AIM: Only the number is wanted: count the lines that contain "professional".

RECORDS SUPPLIED:
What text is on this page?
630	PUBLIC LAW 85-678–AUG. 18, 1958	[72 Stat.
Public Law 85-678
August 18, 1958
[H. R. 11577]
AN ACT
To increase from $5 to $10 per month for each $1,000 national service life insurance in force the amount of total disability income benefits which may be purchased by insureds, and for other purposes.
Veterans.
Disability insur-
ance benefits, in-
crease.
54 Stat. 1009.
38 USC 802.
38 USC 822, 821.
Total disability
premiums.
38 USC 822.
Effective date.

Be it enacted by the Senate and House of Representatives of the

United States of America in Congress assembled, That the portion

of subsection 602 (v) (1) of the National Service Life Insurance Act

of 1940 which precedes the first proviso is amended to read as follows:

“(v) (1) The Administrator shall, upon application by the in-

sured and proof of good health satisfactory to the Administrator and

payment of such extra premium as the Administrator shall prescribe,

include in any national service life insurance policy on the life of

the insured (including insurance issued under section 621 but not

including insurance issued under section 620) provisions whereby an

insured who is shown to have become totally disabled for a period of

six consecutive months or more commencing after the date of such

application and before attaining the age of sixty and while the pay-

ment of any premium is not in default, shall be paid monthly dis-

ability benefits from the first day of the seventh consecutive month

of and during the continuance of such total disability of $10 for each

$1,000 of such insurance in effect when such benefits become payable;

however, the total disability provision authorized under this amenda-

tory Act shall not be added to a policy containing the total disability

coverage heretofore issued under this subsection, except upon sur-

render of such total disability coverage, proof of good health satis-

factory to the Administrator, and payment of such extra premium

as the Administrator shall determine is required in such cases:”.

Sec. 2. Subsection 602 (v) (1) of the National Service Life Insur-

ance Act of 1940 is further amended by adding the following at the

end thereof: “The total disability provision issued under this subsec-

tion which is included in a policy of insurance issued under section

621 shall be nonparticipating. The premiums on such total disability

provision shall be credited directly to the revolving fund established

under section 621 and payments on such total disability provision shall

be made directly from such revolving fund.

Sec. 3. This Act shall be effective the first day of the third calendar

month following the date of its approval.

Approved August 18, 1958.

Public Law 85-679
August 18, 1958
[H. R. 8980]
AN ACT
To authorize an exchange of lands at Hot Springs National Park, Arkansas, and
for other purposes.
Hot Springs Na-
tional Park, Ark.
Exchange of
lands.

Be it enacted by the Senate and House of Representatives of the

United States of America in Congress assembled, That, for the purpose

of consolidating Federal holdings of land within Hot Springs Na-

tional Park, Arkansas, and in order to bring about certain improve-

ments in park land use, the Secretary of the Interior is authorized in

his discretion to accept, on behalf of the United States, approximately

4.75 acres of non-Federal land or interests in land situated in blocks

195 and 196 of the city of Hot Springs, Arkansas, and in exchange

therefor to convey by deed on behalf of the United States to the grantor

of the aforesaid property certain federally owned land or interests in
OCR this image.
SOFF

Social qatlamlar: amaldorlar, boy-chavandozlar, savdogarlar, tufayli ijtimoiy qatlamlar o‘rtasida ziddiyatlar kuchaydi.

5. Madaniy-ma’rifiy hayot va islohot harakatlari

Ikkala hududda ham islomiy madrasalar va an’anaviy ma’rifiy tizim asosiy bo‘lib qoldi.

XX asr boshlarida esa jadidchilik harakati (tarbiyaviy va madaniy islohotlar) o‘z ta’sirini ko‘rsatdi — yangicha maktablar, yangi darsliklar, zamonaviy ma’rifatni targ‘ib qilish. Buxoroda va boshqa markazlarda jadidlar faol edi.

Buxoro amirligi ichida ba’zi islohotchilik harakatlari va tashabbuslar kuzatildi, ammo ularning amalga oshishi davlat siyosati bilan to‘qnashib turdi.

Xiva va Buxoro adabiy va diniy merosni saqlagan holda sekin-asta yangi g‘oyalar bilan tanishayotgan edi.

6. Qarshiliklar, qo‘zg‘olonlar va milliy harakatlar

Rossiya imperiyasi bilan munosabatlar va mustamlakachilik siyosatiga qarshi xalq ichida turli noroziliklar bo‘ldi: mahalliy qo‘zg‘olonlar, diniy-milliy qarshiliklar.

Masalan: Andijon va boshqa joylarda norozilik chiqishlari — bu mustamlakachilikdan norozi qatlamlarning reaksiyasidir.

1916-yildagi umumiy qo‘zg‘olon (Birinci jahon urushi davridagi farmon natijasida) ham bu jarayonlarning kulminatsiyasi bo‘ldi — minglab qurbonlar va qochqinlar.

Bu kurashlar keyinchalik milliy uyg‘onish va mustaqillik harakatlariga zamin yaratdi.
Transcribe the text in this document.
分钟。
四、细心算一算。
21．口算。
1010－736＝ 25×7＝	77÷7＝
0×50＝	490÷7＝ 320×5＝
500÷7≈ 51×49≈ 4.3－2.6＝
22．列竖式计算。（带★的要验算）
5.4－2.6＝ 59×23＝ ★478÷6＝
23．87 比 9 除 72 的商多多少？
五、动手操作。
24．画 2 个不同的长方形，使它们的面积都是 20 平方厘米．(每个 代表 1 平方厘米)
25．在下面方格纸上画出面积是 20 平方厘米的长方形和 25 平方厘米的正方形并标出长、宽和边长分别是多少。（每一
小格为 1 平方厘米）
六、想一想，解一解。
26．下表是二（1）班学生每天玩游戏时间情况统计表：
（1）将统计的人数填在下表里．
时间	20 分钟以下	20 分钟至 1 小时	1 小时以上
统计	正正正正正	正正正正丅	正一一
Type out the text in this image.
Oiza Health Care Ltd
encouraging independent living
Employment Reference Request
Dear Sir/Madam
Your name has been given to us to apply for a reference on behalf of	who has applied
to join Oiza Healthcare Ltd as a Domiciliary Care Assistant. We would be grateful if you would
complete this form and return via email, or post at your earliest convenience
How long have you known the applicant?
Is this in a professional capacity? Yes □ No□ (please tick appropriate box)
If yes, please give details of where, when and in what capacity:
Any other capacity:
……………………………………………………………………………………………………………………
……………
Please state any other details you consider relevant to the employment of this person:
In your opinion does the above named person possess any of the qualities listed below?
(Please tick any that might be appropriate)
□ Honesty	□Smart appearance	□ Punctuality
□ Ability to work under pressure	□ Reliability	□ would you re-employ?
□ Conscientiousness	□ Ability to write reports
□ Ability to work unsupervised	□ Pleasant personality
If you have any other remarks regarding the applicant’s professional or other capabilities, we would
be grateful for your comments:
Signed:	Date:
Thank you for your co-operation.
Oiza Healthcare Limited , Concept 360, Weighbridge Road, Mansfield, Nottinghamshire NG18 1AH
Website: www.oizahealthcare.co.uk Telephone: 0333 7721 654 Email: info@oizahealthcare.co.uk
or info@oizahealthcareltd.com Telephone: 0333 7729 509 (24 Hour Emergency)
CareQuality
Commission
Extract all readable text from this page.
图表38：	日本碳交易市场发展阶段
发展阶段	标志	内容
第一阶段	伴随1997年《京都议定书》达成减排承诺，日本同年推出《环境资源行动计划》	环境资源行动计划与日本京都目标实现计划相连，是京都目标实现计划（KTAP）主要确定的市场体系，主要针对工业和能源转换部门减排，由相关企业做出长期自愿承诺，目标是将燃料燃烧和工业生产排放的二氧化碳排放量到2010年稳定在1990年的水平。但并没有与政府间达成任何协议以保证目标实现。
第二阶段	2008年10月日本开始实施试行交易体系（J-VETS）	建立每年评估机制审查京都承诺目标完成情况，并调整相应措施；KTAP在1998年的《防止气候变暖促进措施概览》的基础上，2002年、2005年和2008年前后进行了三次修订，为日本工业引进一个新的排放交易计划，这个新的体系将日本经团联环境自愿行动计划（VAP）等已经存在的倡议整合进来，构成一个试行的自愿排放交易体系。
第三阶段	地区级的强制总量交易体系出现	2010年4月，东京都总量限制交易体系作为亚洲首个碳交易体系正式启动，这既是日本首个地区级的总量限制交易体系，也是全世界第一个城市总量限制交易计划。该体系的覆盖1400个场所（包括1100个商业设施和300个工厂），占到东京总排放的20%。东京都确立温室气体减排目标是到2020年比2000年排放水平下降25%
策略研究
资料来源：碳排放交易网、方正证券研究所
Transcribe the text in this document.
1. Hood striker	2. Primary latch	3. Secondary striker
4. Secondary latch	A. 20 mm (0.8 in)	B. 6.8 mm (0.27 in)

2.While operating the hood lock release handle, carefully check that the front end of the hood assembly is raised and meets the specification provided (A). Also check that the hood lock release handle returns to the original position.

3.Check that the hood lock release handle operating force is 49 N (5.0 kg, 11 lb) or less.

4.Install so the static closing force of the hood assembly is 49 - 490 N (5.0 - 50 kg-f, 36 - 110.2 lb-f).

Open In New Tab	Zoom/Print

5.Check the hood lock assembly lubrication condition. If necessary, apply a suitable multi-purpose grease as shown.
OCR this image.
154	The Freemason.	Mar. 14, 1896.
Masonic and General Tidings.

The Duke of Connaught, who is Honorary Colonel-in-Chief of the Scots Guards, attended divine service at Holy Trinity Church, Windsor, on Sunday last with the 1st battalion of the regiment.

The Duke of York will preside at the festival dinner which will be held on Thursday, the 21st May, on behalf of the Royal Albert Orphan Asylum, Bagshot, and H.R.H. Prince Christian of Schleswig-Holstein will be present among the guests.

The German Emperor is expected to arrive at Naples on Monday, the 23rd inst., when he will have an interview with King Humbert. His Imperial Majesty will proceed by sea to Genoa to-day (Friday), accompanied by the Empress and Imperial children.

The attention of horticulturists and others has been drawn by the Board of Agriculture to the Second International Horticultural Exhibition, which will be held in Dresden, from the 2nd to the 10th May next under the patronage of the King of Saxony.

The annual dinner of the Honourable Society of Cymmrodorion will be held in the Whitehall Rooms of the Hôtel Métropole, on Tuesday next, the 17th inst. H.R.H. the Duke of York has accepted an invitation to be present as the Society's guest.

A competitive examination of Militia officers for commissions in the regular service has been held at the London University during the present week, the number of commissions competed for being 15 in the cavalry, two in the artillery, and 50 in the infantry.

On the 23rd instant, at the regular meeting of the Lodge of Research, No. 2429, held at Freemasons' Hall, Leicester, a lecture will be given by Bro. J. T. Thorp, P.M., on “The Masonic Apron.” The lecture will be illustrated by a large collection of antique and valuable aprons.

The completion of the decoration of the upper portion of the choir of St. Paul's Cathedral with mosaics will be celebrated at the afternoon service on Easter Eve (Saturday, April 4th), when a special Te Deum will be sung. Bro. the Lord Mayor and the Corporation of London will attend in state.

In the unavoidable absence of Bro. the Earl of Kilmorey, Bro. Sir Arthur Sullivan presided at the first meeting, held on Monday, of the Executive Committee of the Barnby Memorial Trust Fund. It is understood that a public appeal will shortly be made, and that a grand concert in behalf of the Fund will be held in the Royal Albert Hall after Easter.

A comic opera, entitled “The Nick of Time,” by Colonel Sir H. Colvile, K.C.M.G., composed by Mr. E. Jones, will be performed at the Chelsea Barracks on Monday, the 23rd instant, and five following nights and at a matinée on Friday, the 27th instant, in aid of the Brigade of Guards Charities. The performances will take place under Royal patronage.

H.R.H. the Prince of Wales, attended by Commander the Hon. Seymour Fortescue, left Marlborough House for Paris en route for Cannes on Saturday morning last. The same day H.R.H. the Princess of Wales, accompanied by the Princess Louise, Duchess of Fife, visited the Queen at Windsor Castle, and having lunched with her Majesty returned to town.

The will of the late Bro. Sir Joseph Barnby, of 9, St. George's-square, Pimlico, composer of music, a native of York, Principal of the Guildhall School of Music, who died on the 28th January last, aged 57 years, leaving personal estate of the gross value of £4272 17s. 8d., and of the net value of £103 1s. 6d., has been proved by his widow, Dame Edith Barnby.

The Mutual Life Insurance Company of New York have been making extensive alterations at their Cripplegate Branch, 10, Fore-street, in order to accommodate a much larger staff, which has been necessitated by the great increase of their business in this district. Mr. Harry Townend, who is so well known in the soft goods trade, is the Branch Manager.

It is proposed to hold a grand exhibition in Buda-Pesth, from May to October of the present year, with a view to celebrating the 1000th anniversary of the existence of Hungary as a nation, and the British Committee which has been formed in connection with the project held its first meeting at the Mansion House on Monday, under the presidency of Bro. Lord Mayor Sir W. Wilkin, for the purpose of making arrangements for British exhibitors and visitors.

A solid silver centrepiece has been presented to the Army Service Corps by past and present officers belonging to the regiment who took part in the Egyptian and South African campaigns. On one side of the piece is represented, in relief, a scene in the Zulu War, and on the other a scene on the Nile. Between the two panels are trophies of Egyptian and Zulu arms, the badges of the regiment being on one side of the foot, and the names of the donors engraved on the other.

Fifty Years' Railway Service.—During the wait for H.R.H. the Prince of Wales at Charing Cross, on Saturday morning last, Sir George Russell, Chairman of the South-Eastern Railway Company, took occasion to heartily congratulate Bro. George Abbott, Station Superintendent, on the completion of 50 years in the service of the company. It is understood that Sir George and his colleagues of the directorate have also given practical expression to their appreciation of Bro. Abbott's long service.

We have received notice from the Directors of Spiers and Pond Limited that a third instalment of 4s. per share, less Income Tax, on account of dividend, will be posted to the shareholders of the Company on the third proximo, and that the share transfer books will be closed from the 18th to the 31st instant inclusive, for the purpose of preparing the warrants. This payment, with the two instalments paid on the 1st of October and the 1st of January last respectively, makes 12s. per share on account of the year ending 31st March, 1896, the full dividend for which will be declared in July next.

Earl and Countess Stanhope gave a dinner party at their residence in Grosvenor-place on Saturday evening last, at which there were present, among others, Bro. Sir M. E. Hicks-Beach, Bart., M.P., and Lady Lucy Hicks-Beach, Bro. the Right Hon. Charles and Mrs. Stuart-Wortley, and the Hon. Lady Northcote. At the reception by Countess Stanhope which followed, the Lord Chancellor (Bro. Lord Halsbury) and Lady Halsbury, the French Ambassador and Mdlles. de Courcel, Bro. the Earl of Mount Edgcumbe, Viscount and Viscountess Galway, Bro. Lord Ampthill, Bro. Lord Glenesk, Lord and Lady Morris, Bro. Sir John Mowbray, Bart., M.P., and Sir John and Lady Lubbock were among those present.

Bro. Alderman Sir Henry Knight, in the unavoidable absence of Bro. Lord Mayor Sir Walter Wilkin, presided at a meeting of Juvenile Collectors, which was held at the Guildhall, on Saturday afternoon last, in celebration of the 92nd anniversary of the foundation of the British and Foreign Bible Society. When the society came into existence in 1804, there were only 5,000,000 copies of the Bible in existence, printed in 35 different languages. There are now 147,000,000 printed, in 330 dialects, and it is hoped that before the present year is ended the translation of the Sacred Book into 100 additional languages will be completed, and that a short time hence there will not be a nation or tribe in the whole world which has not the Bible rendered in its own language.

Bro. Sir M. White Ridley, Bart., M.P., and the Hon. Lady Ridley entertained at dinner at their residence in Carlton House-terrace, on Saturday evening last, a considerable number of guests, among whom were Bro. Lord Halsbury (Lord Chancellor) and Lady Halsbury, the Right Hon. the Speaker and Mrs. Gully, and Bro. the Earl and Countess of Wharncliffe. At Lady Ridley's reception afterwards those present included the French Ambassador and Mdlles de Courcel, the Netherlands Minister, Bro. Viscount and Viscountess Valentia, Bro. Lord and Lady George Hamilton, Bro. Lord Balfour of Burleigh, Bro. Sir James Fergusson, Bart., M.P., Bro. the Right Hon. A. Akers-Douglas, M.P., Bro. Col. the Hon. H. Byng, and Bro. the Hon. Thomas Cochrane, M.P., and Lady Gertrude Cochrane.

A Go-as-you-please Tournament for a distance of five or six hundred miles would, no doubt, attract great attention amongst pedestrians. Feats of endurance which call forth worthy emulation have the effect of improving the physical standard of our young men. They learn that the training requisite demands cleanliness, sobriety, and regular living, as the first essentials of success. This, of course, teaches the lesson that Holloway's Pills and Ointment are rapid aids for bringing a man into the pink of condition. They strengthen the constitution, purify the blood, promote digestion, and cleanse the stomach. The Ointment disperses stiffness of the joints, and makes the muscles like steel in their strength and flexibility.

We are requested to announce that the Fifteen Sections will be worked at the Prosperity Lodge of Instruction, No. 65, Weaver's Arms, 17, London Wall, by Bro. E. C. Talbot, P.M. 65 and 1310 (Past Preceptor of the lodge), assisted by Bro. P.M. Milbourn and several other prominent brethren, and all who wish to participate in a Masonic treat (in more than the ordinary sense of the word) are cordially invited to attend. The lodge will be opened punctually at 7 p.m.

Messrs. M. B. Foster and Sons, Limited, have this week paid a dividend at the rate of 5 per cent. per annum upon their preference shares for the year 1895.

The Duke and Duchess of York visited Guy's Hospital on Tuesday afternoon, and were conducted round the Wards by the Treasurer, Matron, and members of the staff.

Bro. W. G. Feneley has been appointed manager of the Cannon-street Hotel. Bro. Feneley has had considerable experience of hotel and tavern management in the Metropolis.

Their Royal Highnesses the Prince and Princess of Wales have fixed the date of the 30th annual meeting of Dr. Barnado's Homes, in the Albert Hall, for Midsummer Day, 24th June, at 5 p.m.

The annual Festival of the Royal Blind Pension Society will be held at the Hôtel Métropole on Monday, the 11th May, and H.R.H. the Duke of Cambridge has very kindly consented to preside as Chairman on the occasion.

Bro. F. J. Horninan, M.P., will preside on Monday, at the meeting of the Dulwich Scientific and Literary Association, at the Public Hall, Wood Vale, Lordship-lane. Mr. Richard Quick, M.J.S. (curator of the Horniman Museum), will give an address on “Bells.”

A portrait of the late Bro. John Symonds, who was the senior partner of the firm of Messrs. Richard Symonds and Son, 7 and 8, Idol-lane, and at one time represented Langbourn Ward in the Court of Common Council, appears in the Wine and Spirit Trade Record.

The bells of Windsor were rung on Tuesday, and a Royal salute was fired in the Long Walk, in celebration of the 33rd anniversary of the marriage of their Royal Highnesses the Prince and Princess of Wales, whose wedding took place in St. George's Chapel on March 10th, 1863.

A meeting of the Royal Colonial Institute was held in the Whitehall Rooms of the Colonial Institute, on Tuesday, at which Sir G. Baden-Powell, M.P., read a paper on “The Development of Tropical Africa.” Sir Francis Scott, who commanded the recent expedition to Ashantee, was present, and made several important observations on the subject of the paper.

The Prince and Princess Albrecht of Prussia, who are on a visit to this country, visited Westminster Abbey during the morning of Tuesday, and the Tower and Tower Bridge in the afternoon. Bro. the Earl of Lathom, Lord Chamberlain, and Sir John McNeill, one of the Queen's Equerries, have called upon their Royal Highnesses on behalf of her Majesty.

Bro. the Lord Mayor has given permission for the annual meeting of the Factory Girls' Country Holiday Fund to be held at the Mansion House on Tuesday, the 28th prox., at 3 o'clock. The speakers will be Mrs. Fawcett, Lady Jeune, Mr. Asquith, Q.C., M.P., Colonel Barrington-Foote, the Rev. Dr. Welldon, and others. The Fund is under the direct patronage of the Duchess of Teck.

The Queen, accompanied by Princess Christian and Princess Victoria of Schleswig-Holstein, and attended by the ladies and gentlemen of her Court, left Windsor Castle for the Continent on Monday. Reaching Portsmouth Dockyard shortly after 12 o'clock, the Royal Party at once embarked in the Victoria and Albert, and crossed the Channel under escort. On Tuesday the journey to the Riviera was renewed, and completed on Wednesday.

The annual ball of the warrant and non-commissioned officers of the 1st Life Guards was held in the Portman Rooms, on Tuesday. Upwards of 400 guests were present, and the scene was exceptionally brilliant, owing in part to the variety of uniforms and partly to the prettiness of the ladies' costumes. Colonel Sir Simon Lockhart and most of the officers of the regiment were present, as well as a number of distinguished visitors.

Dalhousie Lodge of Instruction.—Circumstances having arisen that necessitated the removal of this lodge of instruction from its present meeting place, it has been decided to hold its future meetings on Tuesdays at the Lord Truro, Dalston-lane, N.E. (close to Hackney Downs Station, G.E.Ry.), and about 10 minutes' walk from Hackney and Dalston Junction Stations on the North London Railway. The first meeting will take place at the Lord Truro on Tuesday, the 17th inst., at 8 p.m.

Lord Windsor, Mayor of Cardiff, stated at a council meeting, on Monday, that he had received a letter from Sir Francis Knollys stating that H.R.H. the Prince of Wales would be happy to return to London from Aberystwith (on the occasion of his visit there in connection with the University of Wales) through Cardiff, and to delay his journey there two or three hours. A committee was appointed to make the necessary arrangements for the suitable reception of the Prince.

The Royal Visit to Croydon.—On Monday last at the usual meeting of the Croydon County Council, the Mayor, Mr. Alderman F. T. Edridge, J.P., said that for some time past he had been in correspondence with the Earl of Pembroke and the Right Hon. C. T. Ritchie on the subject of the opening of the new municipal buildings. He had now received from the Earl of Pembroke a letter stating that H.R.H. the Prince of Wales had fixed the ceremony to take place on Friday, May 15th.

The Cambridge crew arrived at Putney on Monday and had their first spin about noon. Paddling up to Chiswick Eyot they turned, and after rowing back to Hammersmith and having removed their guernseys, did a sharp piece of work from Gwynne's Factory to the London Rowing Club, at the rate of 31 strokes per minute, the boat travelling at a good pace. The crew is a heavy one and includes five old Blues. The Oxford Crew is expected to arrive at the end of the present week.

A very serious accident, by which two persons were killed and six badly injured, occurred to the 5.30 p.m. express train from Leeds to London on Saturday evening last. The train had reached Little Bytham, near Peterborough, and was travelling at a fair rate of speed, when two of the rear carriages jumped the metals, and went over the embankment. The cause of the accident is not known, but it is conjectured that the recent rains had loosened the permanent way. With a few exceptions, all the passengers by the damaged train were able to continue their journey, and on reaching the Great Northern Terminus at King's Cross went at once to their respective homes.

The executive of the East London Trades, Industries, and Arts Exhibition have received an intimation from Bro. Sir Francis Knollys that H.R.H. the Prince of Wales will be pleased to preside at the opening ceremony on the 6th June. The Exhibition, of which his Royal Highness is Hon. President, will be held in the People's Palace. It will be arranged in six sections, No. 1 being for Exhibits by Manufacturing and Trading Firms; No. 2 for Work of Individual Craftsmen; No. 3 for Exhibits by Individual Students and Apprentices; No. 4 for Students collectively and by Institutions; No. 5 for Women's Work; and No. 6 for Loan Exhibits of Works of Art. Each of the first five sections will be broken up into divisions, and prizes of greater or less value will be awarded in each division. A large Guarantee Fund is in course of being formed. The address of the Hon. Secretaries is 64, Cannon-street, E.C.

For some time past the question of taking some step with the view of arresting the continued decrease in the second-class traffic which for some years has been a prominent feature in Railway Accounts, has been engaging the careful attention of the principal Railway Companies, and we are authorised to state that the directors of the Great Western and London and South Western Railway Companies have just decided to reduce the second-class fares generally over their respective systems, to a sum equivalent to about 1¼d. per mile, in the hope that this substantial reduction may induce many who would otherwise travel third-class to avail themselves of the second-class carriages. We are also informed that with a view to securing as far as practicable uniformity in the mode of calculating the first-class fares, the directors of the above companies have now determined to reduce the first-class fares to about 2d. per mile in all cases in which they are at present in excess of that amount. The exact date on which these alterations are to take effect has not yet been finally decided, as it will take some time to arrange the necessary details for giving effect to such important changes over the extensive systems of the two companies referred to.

FULL ANSWER: 2